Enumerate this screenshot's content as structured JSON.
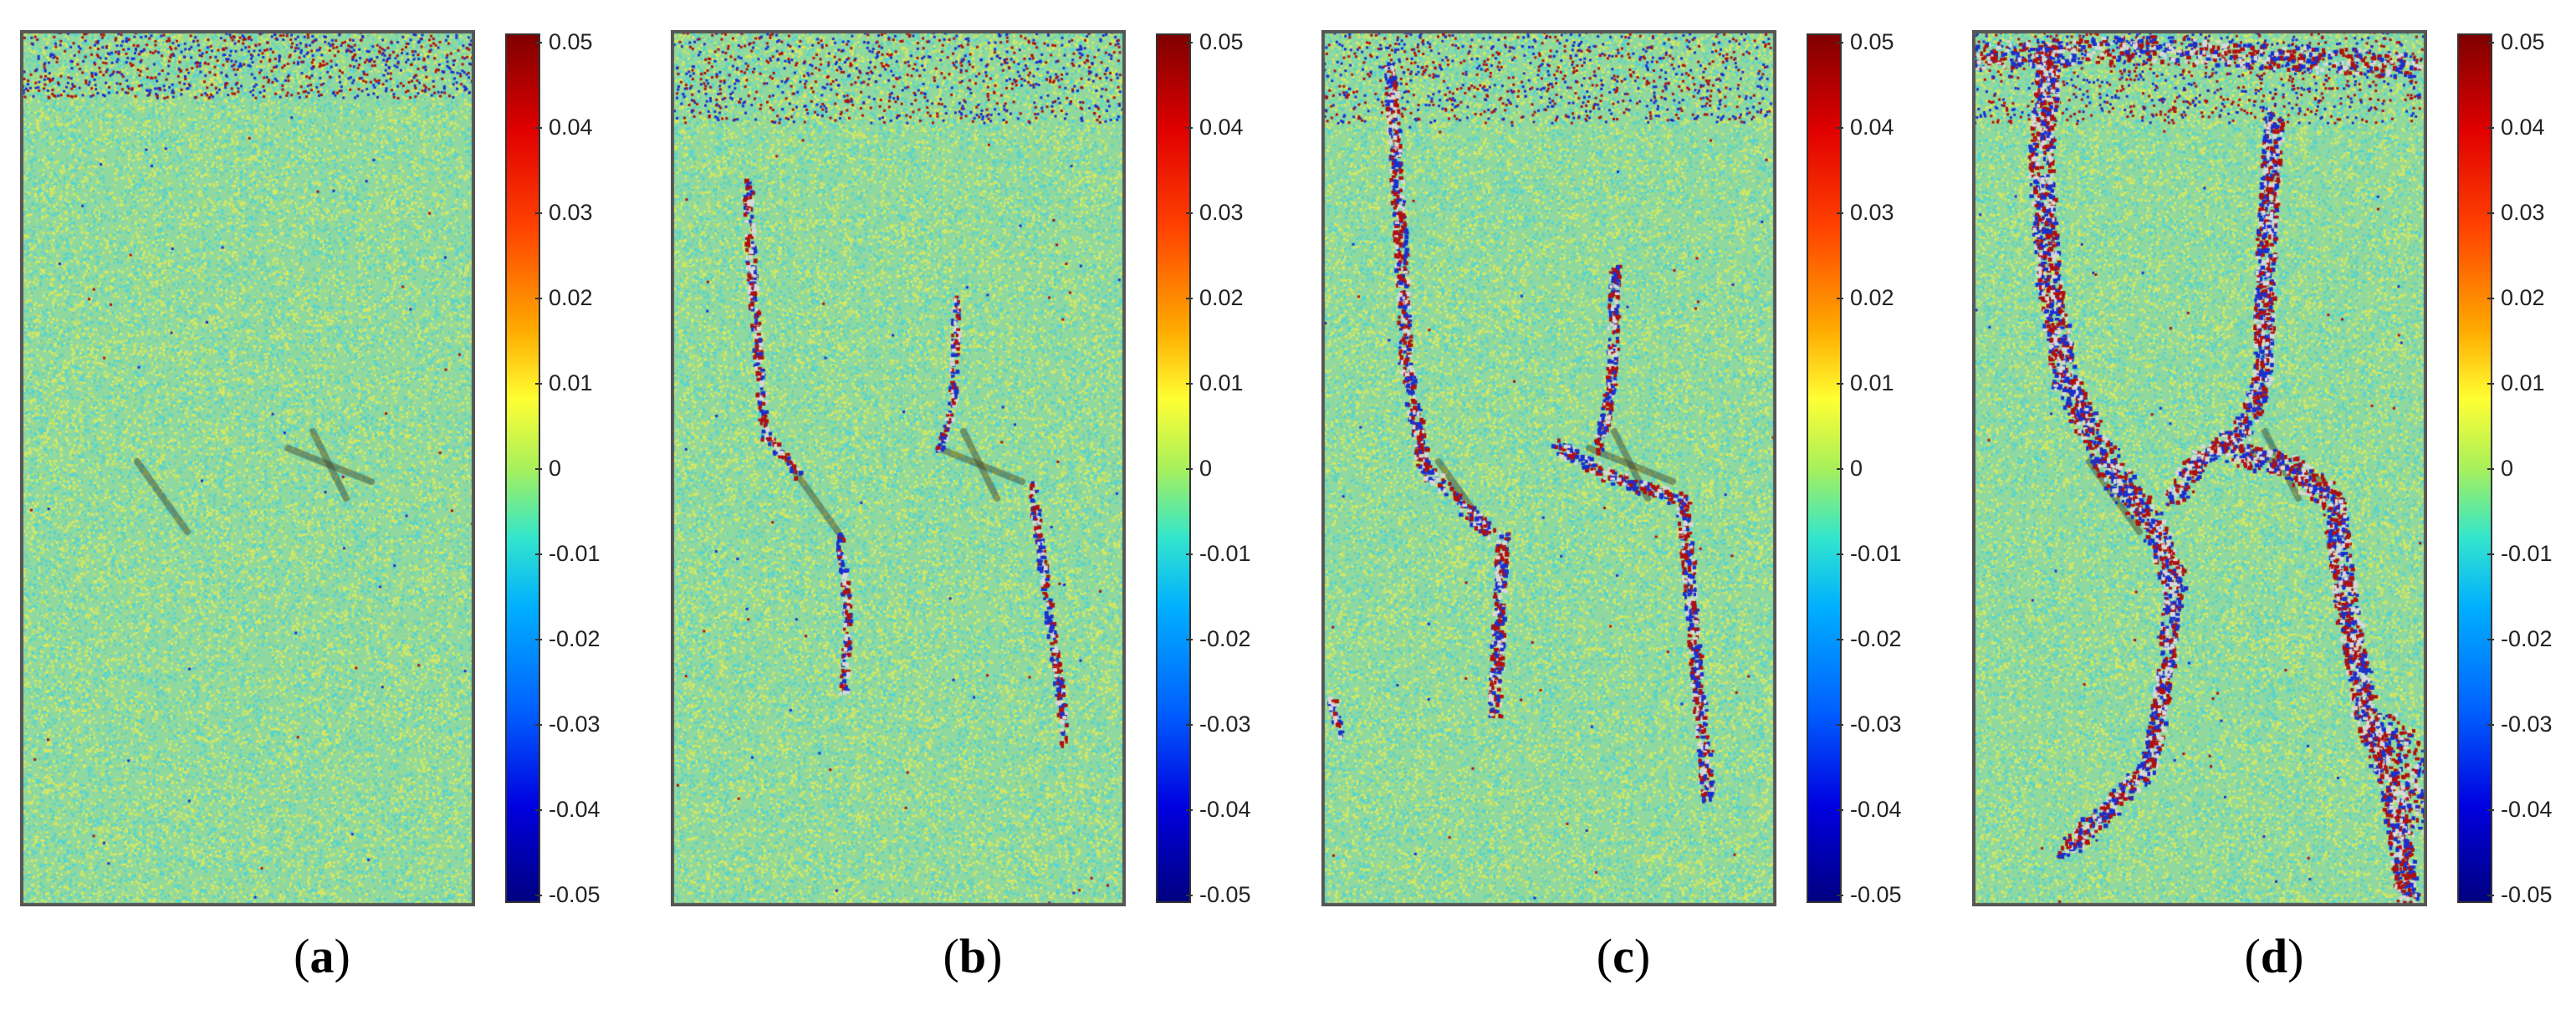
{
  "panels": [
    {
      "caption_open": "(",
      "caption_letter": "a",
      "caption_close": ")",
      "cracks": "none"
    },
    {
      "caption_open": "(",
      "caption_letter": "b",
      "caption_close": ")",
      "cracks": "initial"
    },
    {
      "caption_open": "(",
      "caption_letter": "c",
      "caption_close": ")",
      "cracks": "propagating"
    },
    {
      "caption_open": "(",
      "caption_letter": "d",
      "caption_close": ")",
      "cracks": "wide"
    }
  ],
  "colorbar": {
    "ticks": [
      "0.05",
      "0.04",
      "0.03",
      "0.02",
      "0.01",
      "0",
      "-0.01",
      "-0.02",
      "-0.03",
      "-0.04",
      "-0.05"
    ],
    "colormap": "jet",
    "colors": [
      "#800000",
      "#e00000",
      "#ff4000",
      "#ffaa00",
      "#ffff33",
      "#a8f05a",
      "#33e6cc",
      "#00b0ff",
      "#0060ff",
      "#0000e0",
      "#000080"
    ]
  },
  "colors": {
    "field_base": "#8fd9a0",
    "speckle_yellow": "#d8e860",
    "speckle_cyan": "#52d4d4",
    "crack_red": "#b01010",
    "crack_blue": "#1a2fd0",
    "crack_gray": "#d8d8d8",
    "frame": "#555555"
  }
}
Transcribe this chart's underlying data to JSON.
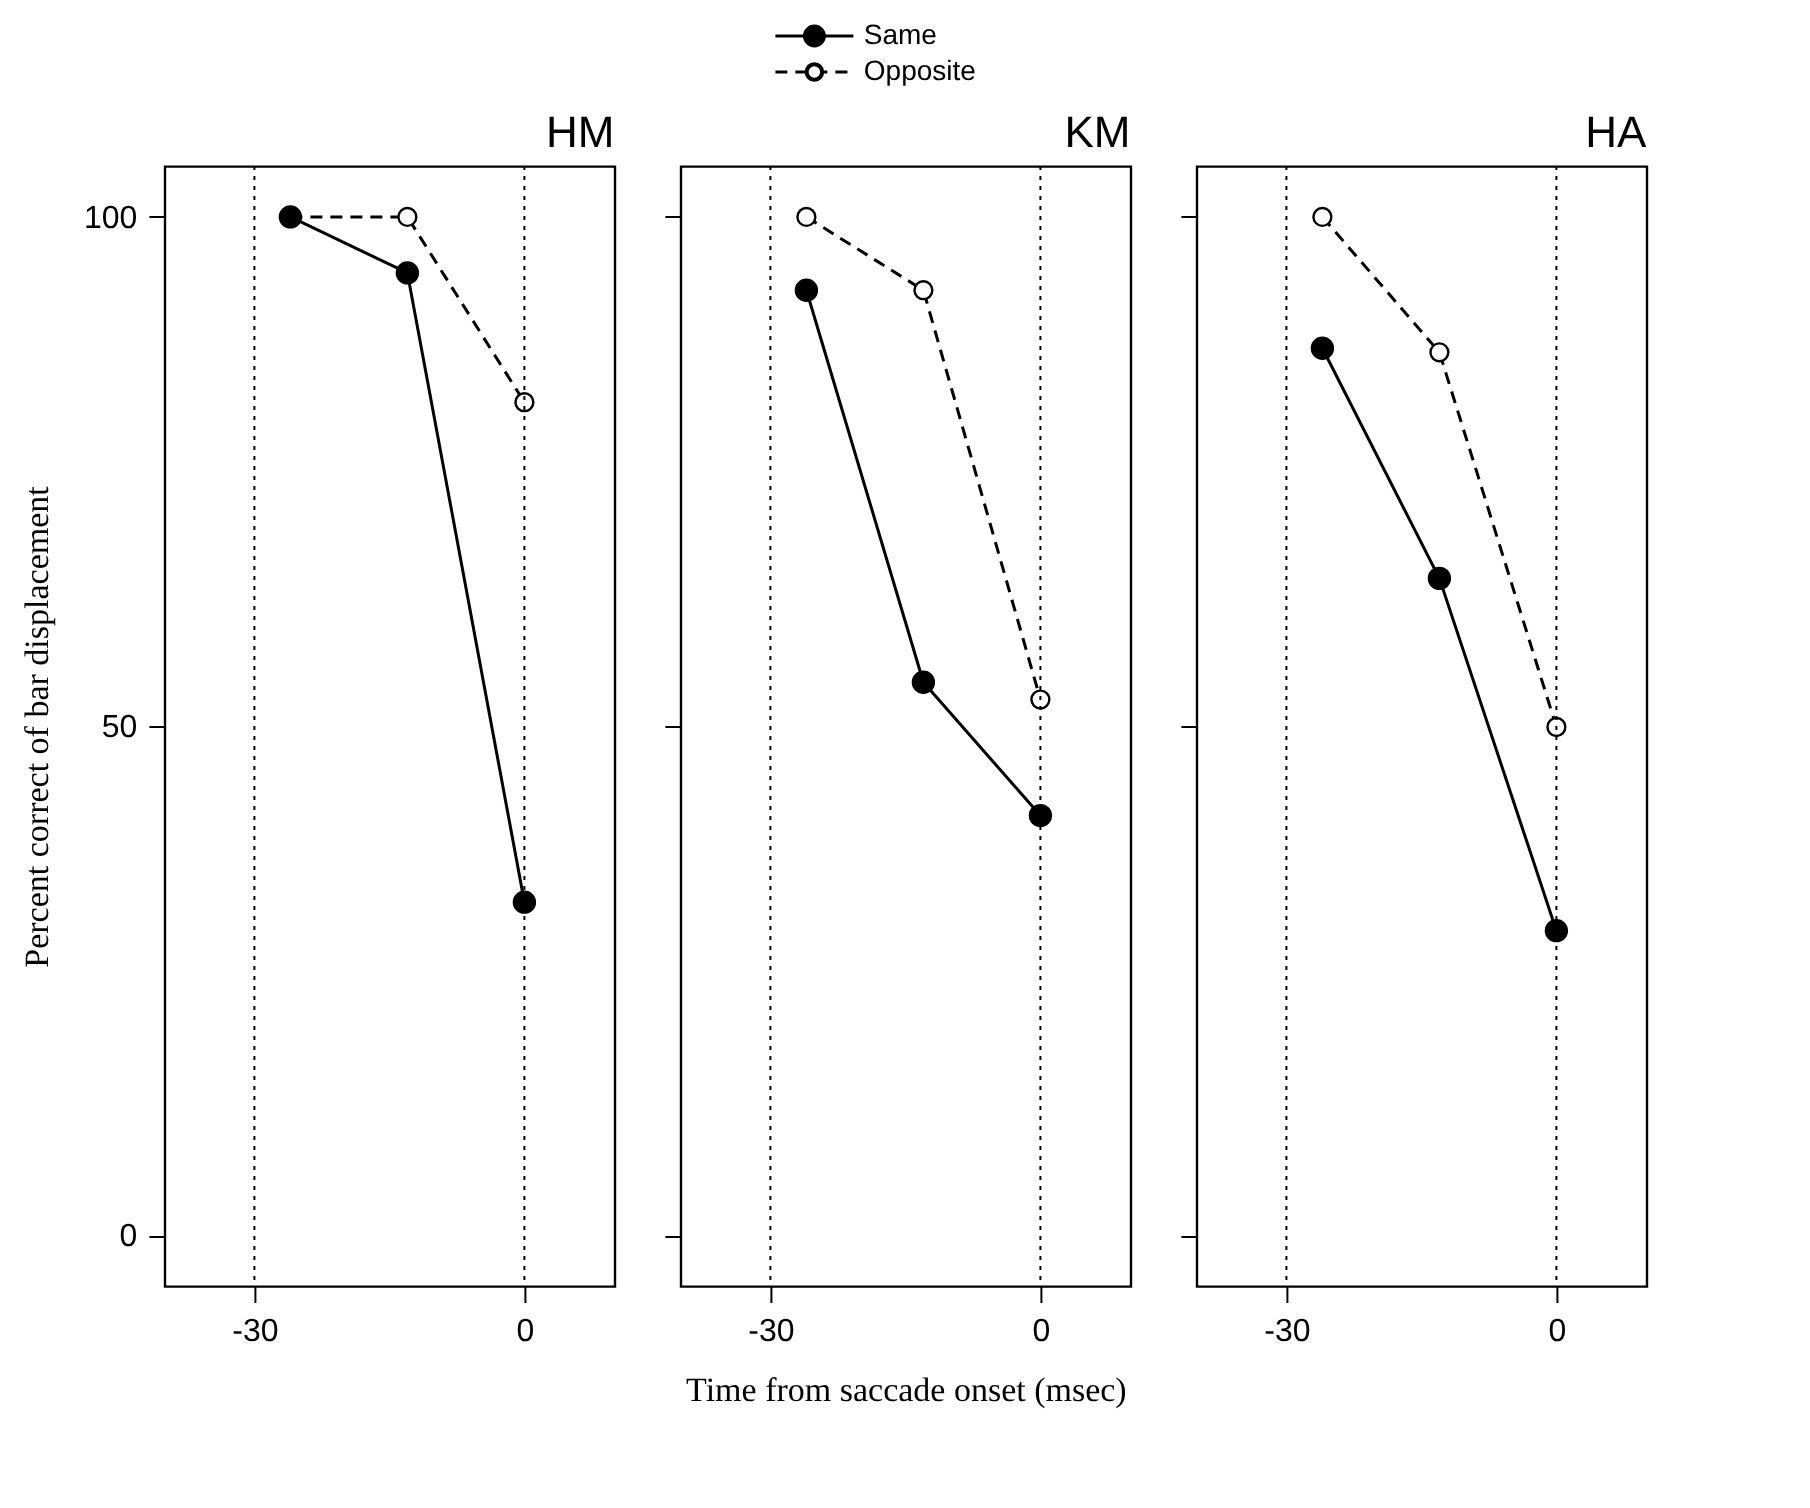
{
  "chart_data": [
    {
      "type": "line",
      "title": "HM",
      "ylabel": "Percent correct of bar displacement",
      "x": [
        -26,
        -13,
        0
      ],
      "xlim": [
        -40,
        10
      ],
      "xticks": [
        -30,
        0
      ],
      "ylim": [
        -5,
        105
      ],
      "yticks": [
        0,
        50,
        100
      ],
      "grid": false,
      "legend": "top",
      "marker": "circle",
      "series": [
        {
          "name": "Same",
          "color": "#000000",
          "line_style": "solid",
          "values": [
            100,
            94.5,
            32.7
          ]
        },
        {
          "name": "Opposite",
          "color": "#000000",
          "line_style": "dashed",
          "values": [
            100,
            100,
            81.8
          ]
        }
      ],
      "ref_lines": [
        {
          "axis": "x",
          "value": -30,
          "color": "#000000",
          "line_style": "dotted"
        },
        {
          "axis": "x",
          "value": 0,
          "color": "#000000",
          "line_style": "dotted"
        }
      ]
    },
    {
      "type": "line",
      "title": "KM",
      "xlabel": "Time from saccade onset (msec)",
      "x": [
        -26,
        -13,
        0
      ],
      "xlim": [
        -40,
        10
      ],
      "xticks": [
        -30,
        0
      ],
      "ylim": [
        -5,
        105
      ],
      "yticks": [
        0,
        50,
        100
      ],
      "grid": false,
      "marker": "circle",
      "tick_labels": "x",
      "series": [
        {
          "color": "#000000",
          "line_style": "solid",
          "values": [
            92.8,
            54.3,
            41.2
          ]
        },
        {
          "color": "#000000",
          "line_style": "dashed",
          "values": [
            100,
            92.8,
            52.6
          ]
        }
      ],
      "ref_lines": [
        {
          "axis": "x",
          "value": -30,
          "color": "#000000",
          "line_style": "dotted"
        },
        {
          "axis": "x",
          "value": 0,
          "color": "#000000",
          "line_style": "dotted"
        }
      ]
    },
    {
      "type": "line",
      "title": "HA",
      "x": [
        -26,
        -13,
        0
      ],
      "xlim": [
        -40,
        10
      ],
      "xticks": [
        -30,
        0
      ],
      "ylim": [
        -5,
        105
      ],
      "yticks": [
        0,
        50,
        100
      ],
      "grid": false,
      "marker": "circle",
      "tick_labels": "x",
      "series": [
        {
          "color": "#000000",
          "line_style": "solid",
          "values": [
            87.1,
            64.5,
            29.9
          ]
        },
        {
          "color": "#000000",
          "line_style": "dashed",
          "values": [
            100,
            86.7,
            49.9
          ]
        }
      ],
      "ref_lines": [
        {
          "axis": "x",
          "value": -30,
          "color": "#000000",
          "line_style": "dotted"
        },
        {
          "axis": "x",
          "value": 0,
          "color": "#000000",
          "line_style": "dotted"
        }
      ]
    }
  ]
}
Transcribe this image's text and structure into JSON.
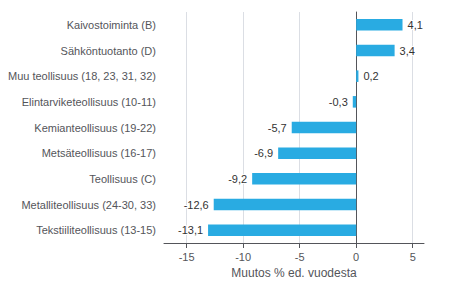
{
  "chart_data": {
    "type": "bar",
    "orientation": "horizontal",
    "categories": [
      "Tekstiiliteollisuus (13-15)",
      "Metalliteollisuus (24-30, 33)",
      "Teollisuus (C)",
      "Metsäteollisuus (16-17)",
      "Kemianteollisuus (19-22)",
      "Elintarviketeollisuus (10-11)",
      "Muu teollisuus (18, 23, 31, 32)",
      "Sähköntuotanto (D)",
      "Kaivostoiminta (B)"
    ],
    "values": [
      -13.1,
      -12.6,
      -9.2,
      -6.9,
      -5.7,
      -0.3,
      0.2,
      3.4,
      4.1
    ],
    "value_labels": [
      "-13,1",
      "-12,6",
      "-9,2",
      "-6,9",
      "-5,7",
      "-0,3",
      "0,2",
      "3,4",
      "4,1"
    ],
    "data_labels": true,
    "color": "#29abe2",
    "xlabel": "Muutos % ed. vuodesta",
    "xlim": [
      -17,
      6
    ],
    "xticks": [
      -15,
      -10,
      -5,
      0,
      5
    ],
    "grid": true
  }
}
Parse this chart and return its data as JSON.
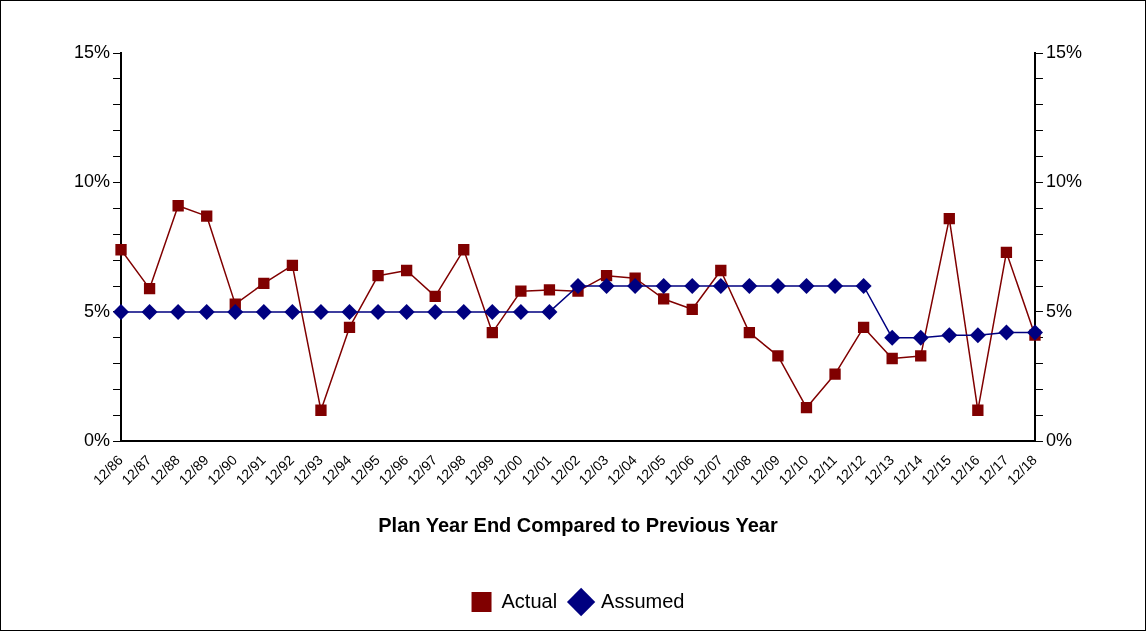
{
  "chart_data": {
    "type": "line",
    "xlabel": "Plan Year End Compared to Previous Year",
    "categories": [
      "12/86",
      "12/87",
      "12/88",
      "12/89",
      "12/90",
      "12/91",
      "12/92",
      "12/93",
      "12/94",
      "12/95",
      "12/96",
      "12/97",
      "12/98",
      "12/99",
      "12/00",
      "12/01",
      "12/02",
      "12/03",
      "12/04",
      "12/05",
      "12/06",
      "12/07",
      "12/08",
      "12/09",
      "12/10",
      "12/11",
      "12/12",
      "12/13",
      "12/14",
      "12/15",
      "12/16",
      "12/17",
      "12/18"
    ],
    "series": [
      {
        "name": "Actual",
        "color": "#800000",
        "marker": "square",
        "values": [
          7.4,
          5.9,
          9.1,
          8.7,
          5.3,
          6.1,
          6.8,
          1.2,
          4.4,
          6.4,
          6.6,
          5.6,
          7.4,
          4.2,
          5.8,
          5.85,
          5.8,
          6.4,
          6.3,
          5.5,
          5.1,
          6.6,
          4.2,
          3.3,
          1.3,
          2.6,
          4.4,
          3.2,
          3.3,
          8.6,
          1.2,
          7.3,
          4.1
        ]
      },
      {
        "name": "Assumed",
        "color": "#000080",
        "marker": "diamond",
        "values": [
          5,
          5,
          5,
          5,
          5,
          5,
          5,
          5,
          5,
          5,
          5,
          5,
          5,
          5,
          5,
          5,
          6,
          6,
          6,
          6,
          6,
          6,
          6,
          6,
          6,
          6,
          6,
          4,
          4,
          4.1,
          4.1,
          4.2,
          4.2
        ]
      }
    ],
    "ylim": [
      0,
      15
    ],
    "yticks": [
      {
        "value": 0,
        "label": "0%"
      },
      {
        "value": 1,
        "label": null
      },
      {
        "value": 2,
        "label": null
      },
      {
        "value": 3,
        "label": null
      },
      {
        "value": 4,
        "label": null
      },
      {
        "value": 5,
        "label": "5%"
      },
      {
        "value": 6,
        "label": null
      },
      {
        "value": 7,
        "label": null
      },
      {
        "value": 8,
        "label": null
      },
      {
        "value": 9,
        "label": null
      },
      {
        "value": 10,
        "label": "10%"
      },
      {
        "value": 11,
        "label": null
      },
      {
        "value": 12,
        "label": null
      },
      {
        "value": 13,
        "label": null
      },
      {
        "value": 14,
        "label": null
      },
      {
        "value": 15,
        "label": "15%"
      }
    ],
    "y2lim": [
      0,
      15
    ],
    "y2ticks": [
      {
        "value": 0,
        "label": "0%"
      },
      {
        "value": 1,
        "label": null
      },
      {
        "value": 2,
        "label": null
      },
      {
        "value": 3,
        "label": null
      },
      {
        "value": 4,
        "label": null
      },
      {
        "value": 5,
        "label": "5%"
      },
      {
        "value": 6,
        "label": null
      },
      {
        "value": 7,
        "label": null
      },
      {
        "value": 8,
        "label": null
      },
      {
        "value": 9,
        "label": null
      },
      {
        "value": 10,
        "label": "10%"
      },
      {
        "value": 11,
        "label": null
      },
      {
        "value": 12,
        "label": null
      },
      {
        "value": 13,
        "label": null
      },
      {
        "value": 14,
        "label": null
      },
      {
        "value": 15,
        "label": "15%"
      }
    ],
    "grid": false,
    "legend": "bottom",
    "line_style": "solid"
  }
}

++++++++++++++++++++

▶ EXERCISE BRIEF:
Count every line of the records that holds "xlabel". State the number, nothing else.

▶ EXERCISE SOLUTION:
3